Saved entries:
* * * * * * *
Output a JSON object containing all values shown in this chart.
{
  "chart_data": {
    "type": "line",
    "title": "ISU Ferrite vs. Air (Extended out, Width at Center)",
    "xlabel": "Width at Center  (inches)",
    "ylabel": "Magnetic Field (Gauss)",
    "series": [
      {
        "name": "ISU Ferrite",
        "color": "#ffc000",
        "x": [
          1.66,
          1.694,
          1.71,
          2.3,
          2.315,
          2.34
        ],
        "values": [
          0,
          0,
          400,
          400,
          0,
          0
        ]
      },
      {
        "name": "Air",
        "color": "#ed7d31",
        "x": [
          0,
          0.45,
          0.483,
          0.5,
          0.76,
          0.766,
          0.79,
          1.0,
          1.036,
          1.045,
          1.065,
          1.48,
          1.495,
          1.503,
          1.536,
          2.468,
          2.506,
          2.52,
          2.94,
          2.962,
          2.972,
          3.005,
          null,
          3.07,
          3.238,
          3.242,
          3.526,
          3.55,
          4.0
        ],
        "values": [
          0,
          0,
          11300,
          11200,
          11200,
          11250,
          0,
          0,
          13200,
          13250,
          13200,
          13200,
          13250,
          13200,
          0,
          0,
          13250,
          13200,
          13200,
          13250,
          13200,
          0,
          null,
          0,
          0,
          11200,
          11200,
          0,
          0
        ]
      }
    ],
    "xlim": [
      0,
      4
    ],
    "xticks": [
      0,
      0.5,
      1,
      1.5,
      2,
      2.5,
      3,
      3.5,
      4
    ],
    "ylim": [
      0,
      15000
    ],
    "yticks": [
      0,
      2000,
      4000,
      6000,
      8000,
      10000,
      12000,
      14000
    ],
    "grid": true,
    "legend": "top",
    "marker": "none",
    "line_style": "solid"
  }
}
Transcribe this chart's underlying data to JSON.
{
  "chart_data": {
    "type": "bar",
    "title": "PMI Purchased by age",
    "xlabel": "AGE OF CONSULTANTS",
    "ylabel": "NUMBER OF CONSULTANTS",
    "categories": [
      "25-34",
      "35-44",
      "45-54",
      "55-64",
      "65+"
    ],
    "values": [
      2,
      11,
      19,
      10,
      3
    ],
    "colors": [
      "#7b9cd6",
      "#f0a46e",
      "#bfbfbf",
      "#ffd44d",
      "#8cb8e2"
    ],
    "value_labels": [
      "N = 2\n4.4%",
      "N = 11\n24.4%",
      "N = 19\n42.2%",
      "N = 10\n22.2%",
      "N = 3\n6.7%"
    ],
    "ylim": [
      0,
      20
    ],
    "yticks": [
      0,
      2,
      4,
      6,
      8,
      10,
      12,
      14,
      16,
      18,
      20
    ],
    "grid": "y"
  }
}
* * * * * * *
▶ **What you are asked to do**: Repeat, without change, each line of the data above from the one that contains "Transcribe this chart's" through the final line, counting both.

▶ **Task answer**:
Transcribe this chart's underlying data to JSON.
{
  "chart_data": {
    "type": "bar",
    "title": "PMI Purchased by age",
    "xlabel": "AGE OF CONSULTANTS",
    "ylabel": "NUMBER OF CONSULTANTS",
    "categories": [
      "25-34",
      "35-44",
      "45-54",
      "55-64",
      "65+"
    ],
    "values": [
      2,
      11,
      19,
      10,
      3
    ],
    "colors": [
      "#7b9cd6",
      "#f0a46e",
      "#bfbfbf",
      "#ffd44d",
      "#8cb8e2"
    ],
    "value_labels": [
      "N = 2\n4.4%",
      "N = 11\n24.4%",
      "N = 19\n42.2%",
      "N = 10\n22.2%",
      "N = 3\n6.7%"
    ],
    "ylim": [
      0,
      20
    ],
    "yticks": [
      0,
      2,
      4,
      6,
      8,
      10,
      12,
      14,
      16,
      18,
      20
    ],
    "grid": "y"
  }
}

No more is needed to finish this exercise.